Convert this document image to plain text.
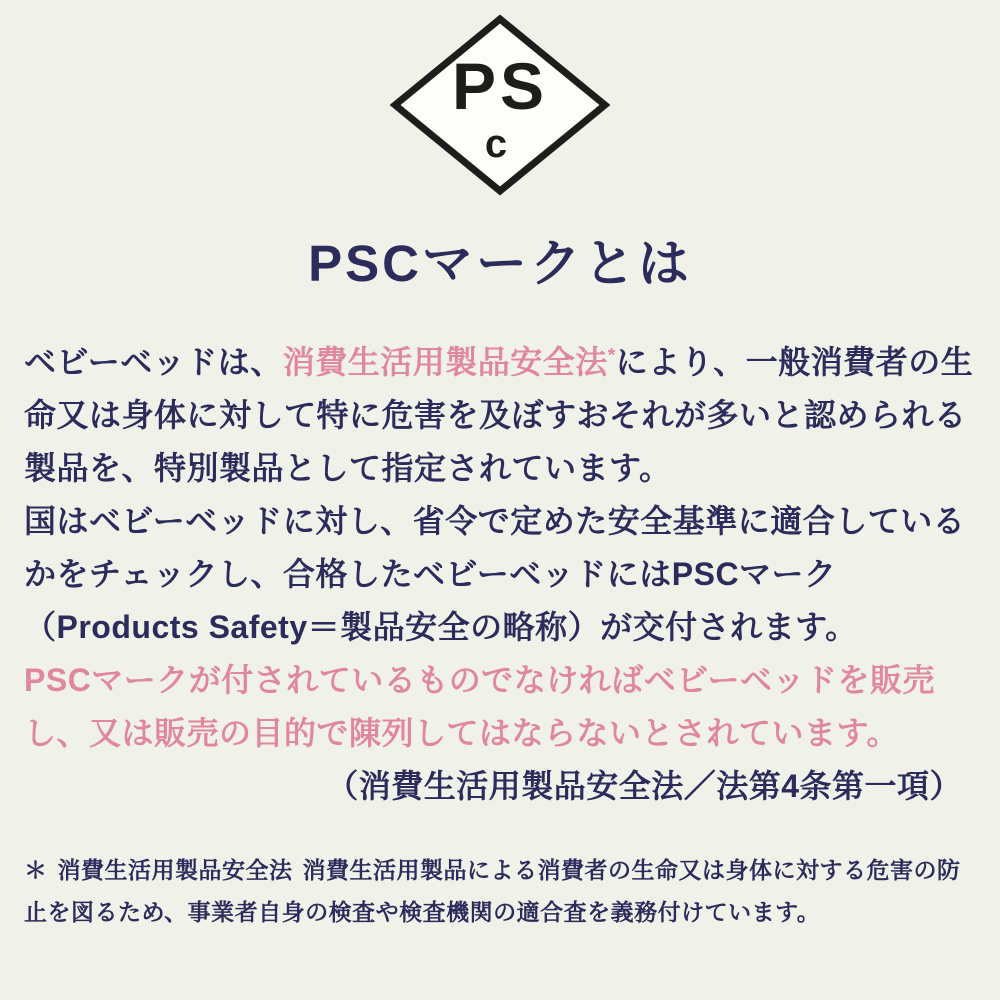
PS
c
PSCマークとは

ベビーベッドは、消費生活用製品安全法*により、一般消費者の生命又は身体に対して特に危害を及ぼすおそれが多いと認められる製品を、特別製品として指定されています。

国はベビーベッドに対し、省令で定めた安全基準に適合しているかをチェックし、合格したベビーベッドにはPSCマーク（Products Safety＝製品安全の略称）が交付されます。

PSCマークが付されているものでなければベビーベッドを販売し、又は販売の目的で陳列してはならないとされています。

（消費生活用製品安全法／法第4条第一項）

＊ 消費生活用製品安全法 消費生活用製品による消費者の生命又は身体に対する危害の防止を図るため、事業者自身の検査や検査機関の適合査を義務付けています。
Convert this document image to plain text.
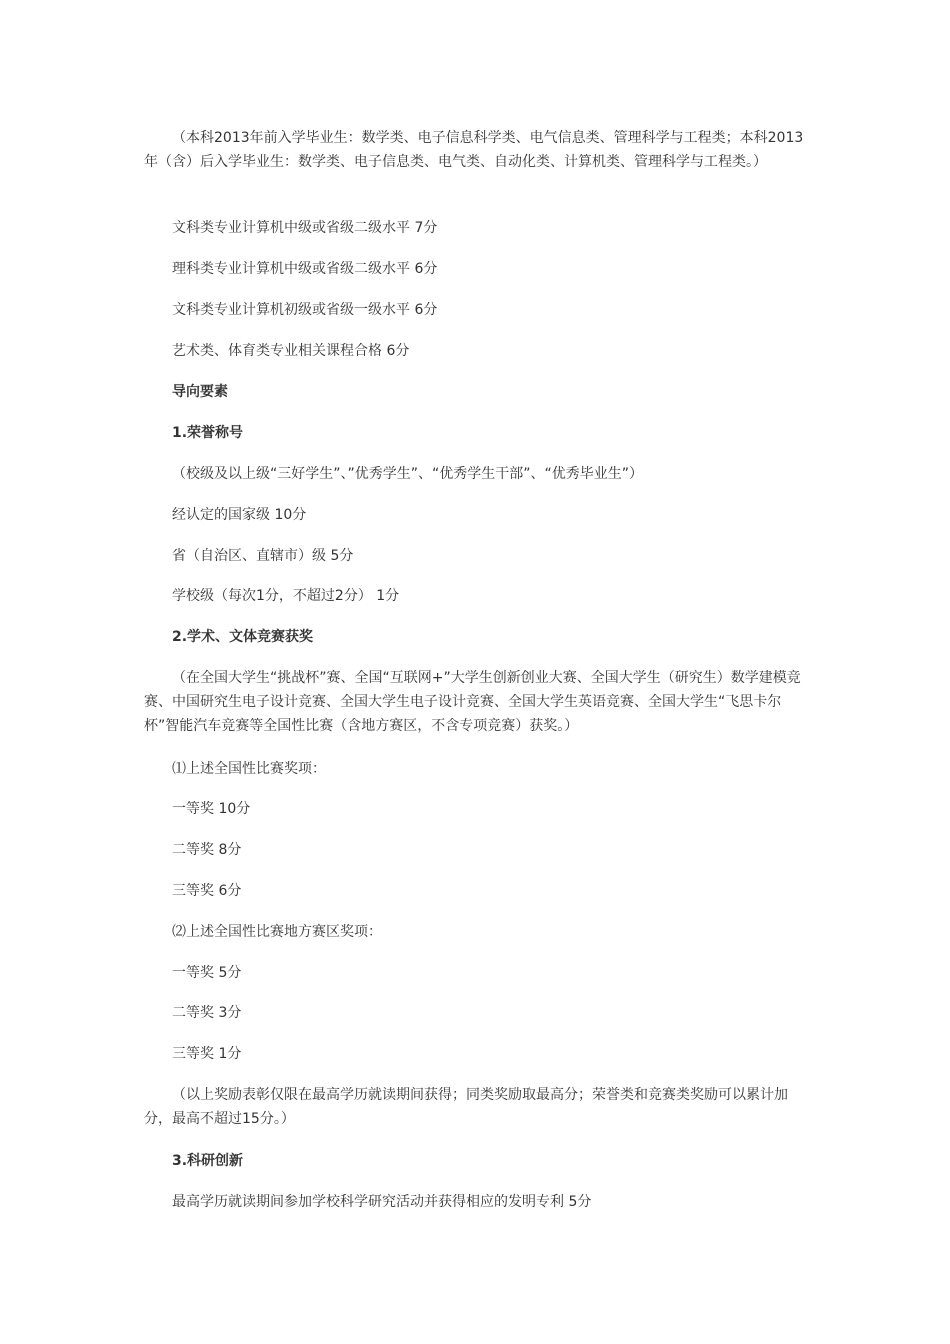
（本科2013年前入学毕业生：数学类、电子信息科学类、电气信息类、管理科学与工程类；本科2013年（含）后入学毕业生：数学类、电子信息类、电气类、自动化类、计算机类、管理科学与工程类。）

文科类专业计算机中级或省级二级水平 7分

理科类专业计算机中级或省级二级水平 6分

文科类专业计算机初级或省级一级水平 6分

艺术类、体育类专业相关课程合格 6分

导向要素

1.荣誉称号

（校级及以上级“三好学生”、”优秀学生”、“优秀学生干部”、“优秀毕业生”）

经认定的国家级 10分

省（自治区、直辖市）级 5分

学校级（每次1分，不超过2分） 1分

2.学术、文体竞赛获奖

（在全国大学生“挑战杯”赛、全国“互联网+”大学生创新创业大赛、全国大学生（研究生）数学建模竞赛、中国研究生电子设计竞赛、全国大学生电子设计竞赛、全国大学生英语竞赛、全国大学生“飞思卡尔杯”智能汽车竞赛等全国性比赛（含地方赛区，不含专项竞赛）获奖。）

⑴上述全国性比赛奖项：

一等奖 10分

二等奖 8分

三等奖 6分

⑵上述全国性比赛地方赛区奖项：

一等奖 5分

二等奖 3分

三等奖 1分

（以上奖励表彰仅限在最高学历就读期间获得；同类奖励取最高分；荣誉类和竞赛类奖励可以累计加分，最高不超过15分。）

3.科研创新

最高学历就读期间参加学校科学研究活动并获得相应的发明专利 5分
------------------------------------------------------------------------
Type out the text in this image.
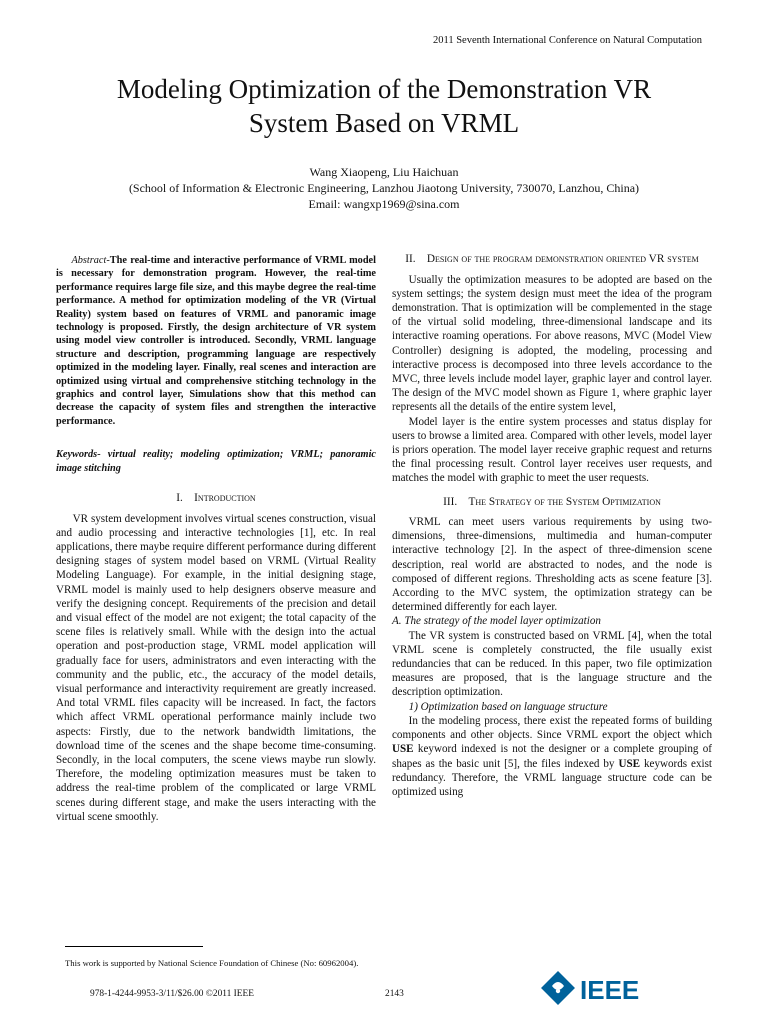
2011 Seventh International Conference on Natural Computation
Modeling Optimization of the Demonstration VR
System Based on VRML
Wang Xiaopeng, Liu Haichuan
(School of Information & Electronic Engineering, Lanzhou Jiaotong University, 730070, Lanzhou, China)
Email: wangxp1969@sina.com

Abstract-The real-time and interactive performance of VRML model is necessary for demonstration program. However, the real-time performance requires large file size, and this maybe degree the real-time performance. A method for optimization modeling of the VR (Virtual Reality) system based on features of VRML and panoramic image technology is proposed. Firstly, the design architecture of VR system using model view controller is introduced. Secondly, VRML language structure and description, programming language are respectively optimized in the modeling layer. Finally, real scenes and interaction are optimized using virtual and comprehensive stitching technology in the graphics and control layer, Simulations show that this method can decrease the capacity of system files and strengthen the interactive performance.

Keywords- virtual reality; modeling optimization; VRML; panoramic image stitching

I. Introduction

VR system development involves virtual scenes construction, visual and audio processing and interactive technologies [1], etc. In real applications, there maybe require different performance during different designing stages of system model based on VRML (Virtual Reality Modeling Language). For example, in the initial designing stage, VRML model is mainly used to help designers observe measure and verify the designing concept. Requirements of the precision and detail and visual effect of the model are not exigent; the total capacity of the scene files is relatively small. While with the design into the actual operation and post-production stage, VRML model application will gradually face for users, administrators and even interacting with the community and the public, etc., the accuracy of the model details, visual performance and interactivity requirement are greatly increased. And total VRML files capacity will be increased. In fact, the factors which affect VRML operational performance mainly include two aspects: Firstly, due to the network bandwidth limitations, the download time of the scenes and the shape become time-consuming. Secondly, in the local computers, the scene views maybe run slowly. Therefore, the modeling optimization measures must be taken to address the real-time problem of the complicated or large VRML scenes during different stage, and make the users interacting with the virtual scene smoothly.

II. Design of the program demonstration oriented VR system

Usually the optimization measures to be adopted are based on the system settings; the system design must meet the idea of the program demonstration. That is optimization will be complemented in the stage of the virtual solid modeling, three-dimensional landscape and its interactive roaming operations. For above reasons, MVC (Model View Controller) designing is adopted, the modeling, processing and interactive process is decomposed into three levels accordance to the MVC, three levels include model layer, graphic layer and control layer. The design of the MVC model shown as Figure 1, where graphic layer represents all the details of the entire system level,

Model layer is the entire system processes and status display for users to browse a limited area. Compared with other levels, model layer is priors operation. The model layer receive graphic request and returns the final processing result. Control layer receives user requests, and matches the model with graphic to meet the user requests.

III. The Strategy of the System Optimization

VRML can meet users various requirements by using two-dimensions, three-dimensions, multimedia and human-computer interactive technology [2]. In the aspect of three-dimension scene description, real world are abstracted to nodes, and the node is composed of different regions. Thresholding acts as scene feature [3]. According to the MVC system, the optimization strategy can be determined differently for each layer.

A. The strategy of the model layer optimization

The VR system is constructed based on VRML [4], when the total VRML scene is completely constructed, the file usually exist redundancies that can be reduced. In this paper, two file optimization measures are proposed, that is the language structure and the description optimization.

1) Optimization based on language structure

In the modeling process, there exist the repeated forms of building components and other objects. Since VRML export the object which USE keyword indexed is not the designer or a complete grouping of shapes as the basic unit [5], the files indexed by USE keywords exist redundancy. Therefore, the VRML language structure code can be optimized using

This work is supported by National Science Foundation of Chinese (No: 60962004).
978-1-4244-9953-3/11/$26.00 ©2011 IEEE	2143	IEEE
------------------------------------------------------------------------
For each line above that contains the word "technology", copy that line.

Abstract-The real-time and interactive performance of VRML model is necessary for demonstration program. However, the real-time performance requires large file size, and this maybe degree the real-time performance. A method for optimization modeling of the VR (Virtual Reality) system based on features of VRML and panoramic image technology is proposed. Firstly, the design architecture of VR system using model view controller is introduced. Secondly, VRML language structure and description, programming language are respectively optimized in the modeling layer. Finally, real scenes and interaction are optimized using virtual and comprehensive stitching technology in the graphics and control layer, Simulations show that this method can decrease the capacity of system files and strengthen the interactive performance.
VRML can meet users various requirements by using two-dimensions, three-dimensions, multimedia and human-computer interactive technology [2]. In the aspect of three-dimension scene description, real world are abstracted to nodes, and the node is composed of different regions. Thresholding acts as scene feature [3]. According to the MVC system, the optimization strategy can be determined differently for each layer.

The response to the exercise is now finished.